- [Data records]:
## start
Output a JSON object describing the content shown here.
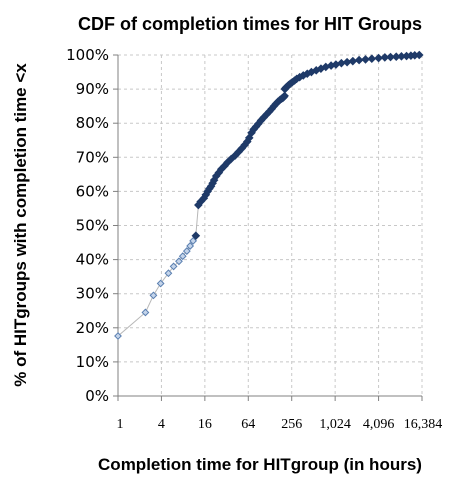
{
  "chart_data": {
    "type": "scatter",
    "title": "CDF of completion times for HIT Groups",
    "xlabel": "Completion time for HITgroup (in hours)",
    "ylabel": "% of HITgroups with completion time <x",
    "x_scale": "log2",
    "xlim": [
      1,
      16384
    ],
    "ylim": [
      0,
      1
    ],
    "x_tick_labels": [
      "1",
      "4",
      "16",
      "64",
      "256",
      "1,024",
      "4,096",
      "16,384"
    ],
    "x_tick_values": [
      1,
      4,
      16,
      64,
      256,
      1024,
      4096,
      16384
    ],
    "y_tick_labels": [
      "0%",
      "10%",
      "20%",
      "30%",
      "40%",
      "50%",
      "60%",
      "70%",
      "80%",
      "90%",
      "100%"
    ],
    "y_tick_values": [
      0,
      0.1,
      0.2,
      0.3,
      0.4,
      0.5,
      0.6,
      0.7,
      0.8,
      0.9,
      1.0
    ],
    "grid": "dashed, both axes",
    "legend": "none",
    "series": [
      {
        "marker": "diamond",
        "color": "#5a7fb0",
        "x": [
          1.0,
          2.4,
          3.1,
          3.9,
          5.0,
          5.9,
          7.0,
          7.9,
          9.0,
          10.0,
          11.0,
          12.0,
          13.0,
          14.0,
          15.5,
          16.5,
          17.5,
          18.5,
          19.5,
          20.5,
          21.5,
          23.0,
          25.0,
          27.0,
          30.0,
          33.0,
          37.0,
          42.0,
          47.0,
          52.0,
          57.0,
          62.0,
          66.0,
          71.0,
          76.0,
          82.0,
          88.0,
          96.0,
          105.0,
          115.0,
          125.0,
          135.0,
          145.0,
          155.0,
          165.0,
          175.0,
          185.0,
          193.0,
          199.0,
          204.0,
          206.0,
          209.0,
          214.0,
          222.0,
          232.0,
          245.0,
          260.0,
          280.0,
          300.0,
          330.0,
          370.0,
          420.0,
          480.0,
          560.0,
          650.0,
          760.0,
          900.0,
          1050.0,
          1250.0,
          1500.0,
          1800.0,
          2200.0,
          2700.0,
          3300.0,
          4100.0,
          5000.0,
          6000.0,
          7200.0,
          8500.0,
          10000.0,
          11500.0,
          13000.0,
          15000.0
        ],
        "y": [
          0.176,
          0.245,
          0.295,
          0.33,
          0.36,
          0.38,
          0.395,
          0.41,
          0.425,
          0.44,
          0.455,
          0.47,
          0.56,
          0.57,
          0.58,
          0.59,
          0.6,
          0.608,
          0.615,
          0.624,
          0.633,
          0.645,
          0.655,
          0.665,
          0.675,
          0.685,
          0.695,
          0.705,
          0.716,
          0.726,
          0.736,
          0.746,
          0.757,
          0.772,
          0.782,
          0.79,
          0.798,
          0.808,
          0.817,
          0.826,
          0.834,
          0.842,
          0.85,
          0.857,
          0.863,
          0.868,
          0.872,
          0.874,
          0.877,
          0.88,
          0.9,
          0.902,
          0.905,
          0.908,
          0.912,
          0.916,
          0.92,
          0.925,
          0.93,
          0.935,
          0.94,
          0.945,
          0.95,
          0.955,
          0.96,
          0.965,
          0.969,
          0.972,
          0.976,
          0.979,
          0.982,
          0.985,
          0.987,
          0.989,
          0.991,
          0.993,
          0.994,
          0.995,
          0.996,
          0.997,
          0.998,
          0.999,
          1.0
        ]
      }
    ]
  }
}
## end
- [Given instruction]: Each record above is to be restated exactly, with its pictures removed from the copy.

- [Final result]:
Output a JSON object describing the content shown here.
{
  "chart_data": {
    "type": "scatter",
    "title": "CDF of completion times for HIT Groups",
    "xlabel": "Completion time for HITgroup (in hours)",
    "ylabel": "% of HITgroups with completion time <x",
    "x_scale": "log2",
    "xlim": [
      1,
      16384
    ],
    "ylim": [
      0,
      1
    ],
    "x_tick_labels": [
      "1",
      "4",
      "16",
      "64",
      "256",
      "1,024",
      "4,096",
      "16,384"
    ],
    "x_tick_values": [
      1,
      4,
      16,
      64,
      256,
      1024,
      4096,
      16384
    ],
    "y_tick_labels": [
      "0%",
      "10%",
      "20%",
      "30%",
      "40%",
      "50%",
      "60%",
      "70%",
      "80%",
      "90%",
      "100%"
    ],
    "y_tick_values": [
      0,
      0.1,
      0.2,
      0.3,
      0.4,
      0.5,
      0.6,
      0.7,
      0.8,
      0.9,
      1.0
    ],
    "grid": "dashed, both axes",
    "legend": "none",
    "series": [
      {
        "marker": "diamond",
        "color": "#5a7fb0",
        "x": [
          1.0,
          2.4,
          3.1,
          3.9,
          5.0,
          5.9,
          7.0,
          7.9,
          9.0,
          10.0,
          11.0,
          12.0,
          13.0,
          14.0,
          15.5,
          16.5,
          17.5,
          18.5,
          19.5,
          20.5,
          21.5,
          23.0,
          25.0,
          27.0,
          30.0,
          33.0,
          37.0,
          42.0,
          47.0,
          52.0,
          57.0,
          62.0,
          66.0,
          71.0,
          76.0,
          82.0,
          88.0,
          96.0,
          105.0,
          115.0,
          125.0,
          135.0,
          145.0,
          155.0,
          165.0,
          175.0,
          185.0,
          193.0,
          199.0,
          204.0,
          206.0,
          209.0,
          214.0,
          222.0,
          232.0,
          245.0,
          260.0,
          280.0,
          300.0,
          330.0,
          370.0,
          420.0,
          480.0,
          560.0,
          650.0,
          760.0,
          900.0,
          1050.0,
          1250.0,
          1500.0,
          1800.0,
          2200.0,
          2700.0,
          3300.0,
          4100.0,
          5000.0,
          6000.0,
          7200.0,
          8500.0,
          10000.0,
          11500.0,
          13000.0,
          15000.0
        ],
        "y": [
          0.176,
          0.245,
          0.295,
          0.33,
          0.36,
          0.38,
          0.395,
          0.41,
          0.425,
          0.44,
          0.455,
          0.47,
          0.56,
          0.57,
          0.58,
          0.59,
          0.6,
          0.608,
          0.615,
          0.624,
          0.633,
          0.645,
          0.655,
          0.665,
          0.675,
          0.685,
          0.695,
          0.705,
          0.716,
          0.726,
          0.736,
          0.746,
          0.757,
          0.772,
          0.782,
          0.79,
          0.798,
          0.808,
          0.817,
          0.826,
          0.834,
          0.842,
          0.85,
          0.857,
          0.863,
          0.868,
          0.872,
          0.874,
          0.877,
          0.88,
          0.9,
          0.902,
          0.905,
          0.908,
          0.912,
          0.916,
          0.92,
          0.925,
          0.93,
          0.935,
          0.94,
          0.945,
          0.95,
          0.955,
          0.96,
          0.965,
          0.969,
          0.972,
          0.976,
          0.979,
          0.982,
          0.985,
          0.987,
          0.989,
          0.991,
          0.993,
          0.994,
          0.995,
          0.996,
          0.997,
          0.998,
          0.999,
          1.0
        ]
      }
    ]
  }
}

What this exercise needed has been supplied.